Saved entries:
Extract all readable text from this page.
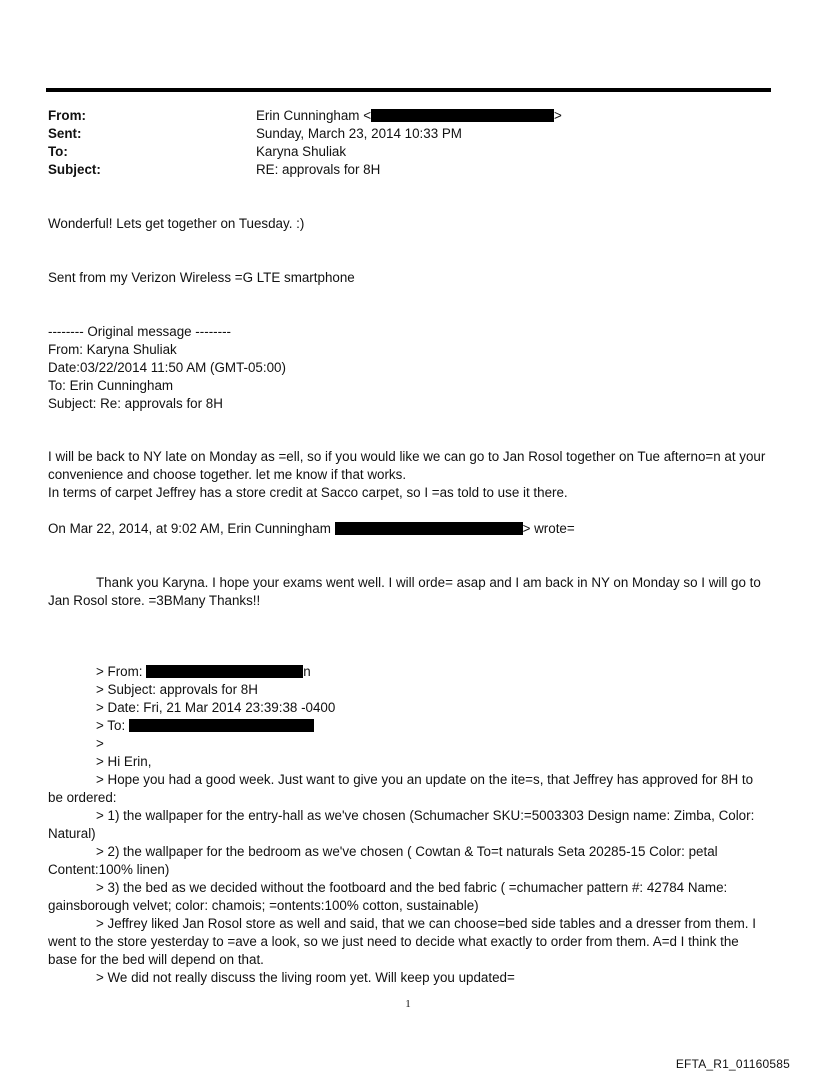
From:	Erin Cunningham <	>
Sent:	Sunday, March 23, 2014 10:33 PM
To:	Karyna Shuliak
Subject:	RE: approvals for 8H
Wonderful! Lets get together on Tuesday. :)
Sent from my Verizon Wireless =G LTE smartphone
-------- Original message --------
From: Karyna Shuliak
Date:03/22/2014 11:50 AM (GMT-05:00)
To: Erin Cunningham
Subject: Re: approvals for 8H
I will be back to NY late on Monday as =ell, so if you would like we can go to Jan Rosol together on Tue afterno=n at your convenience and choose together. let me know if that works.
In terms of carpet Jeffrey has a store credit at Sacco carpet, so I =as told to use it there.
On Mar 22, 2014, at 9:02 AM, Erin Cunningham	> wrote=
Thank you Karyna. I hope your exams went well. I will orde= asap and I am back in NY on Monday so I will go to Jan Rosol store. =3BMany Thanks!!
> From:	n
> Subject: approvals for 8H
> Date: Fri, 21 Mar 2014 23:39:38 -0400
> To:
>
> Hi Erin,
> Hope you had a good week. Just want to give you an update on the ite=s, that Jeffrey has approved for 8H to be ordered:
> 1) the wallpaper for the entry-hall as we've chosen (Schumacher SKU:=5003303 Design name: Zimba, Color: Natural)
> 2) the wallpaper for the bedroom as we've chosen ( Cowtan & To=t naturals Seta 20285-15 Color: petal Content:100% linen)
> 3) the bed as we decided without the footboard and the bed fabric ( =chumacher pattern #: 42784 Name: gainsborough velvet; color: chamois; =ontents:100% cotton, sustainable)
> Jeffrey liked Jan Rosol store as well and said, that we can choose=bed side tables and a dresser from them. I went to the store yesterday to =ave a look, so we just need to decide what exactly to order from them. A=d I think the base for the bed will depend on that.
> We did not really discuss the living room yet. Will keep you updated=
1
EFTA_R1_01160585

# Task instructions
Print the complete listing exactly as it stands, without its pictures.

# Final result
Extract all readable text from this page.
From:	Erin Cunningham <	>
Sent:	Sunday, March 23, 2014 10:33 PM
To:	Karyna Shuliak
Subject:	RE: approvals for 8H
Wonderful! Lets get together on Tuesday. :)
Sent from my Verizon Wireless =G LTE smartphone
-------- Original message --------
From: Karyna Shuliak
Date:03/22/2014 11:50 AM (GMT-05:00)
To: Erin Cunningham
Subject: Re: approvals for 8H
I will be back to NY late on Monday as =ell, so if you would like we can go to Jan Rosol together on Tue afterno=n at your convenience and choose together. let me know if that works.
In terms of carpet Jeffrey has a store credit at Sacco carpet, so I =as told to use it there.
On Mar 22, 2014, at 9:02 AM, Erin Cunningham	> wrote=
Thank you Karyna. I hope your exams went well. I will orde= asap and I am back in NY on Monday so I will go to Jan Rosol store. =3BMany Thanks!!
> From:	n
> Subject: approvals for 8H
> Date: Fri, 21 Mar 2014 23:39:38 -0400
> To:
>
> Hi Erin,
> Hope you had a good week. Just want to give you an update on the ite=s, that Jeffrey has approved for 8H to be ordered:
> 1) the wallpaper for the entry-hall as we've chosen (Schumacher SKU:=5003303 Design name: Zimba, Color: Natural)
> 2) the wallpaper for the bedroom as we've chosen ( Cowtan & To=t naturals Seta 20285-15 Color: petal Content:100% linen)
> 3) the bed as we decided without the footboard and the bed fabric ( =chumacher pattern #: 42784 Name: gainsborough velvet; color: chamois; =ontents:100% cotton, sustainable)
> Jeffrey liked Jan Rosol store as well and said, that we can choose=bed side tables and a dresser from them. I went to the store yesterday to =ave a look, so we just need to decide what exactly to order from them. A=d I think the base for the bed will depend on that.
> We did not really discuss the living room yet. Will keep you updated=
1
EFTA_R1_01160585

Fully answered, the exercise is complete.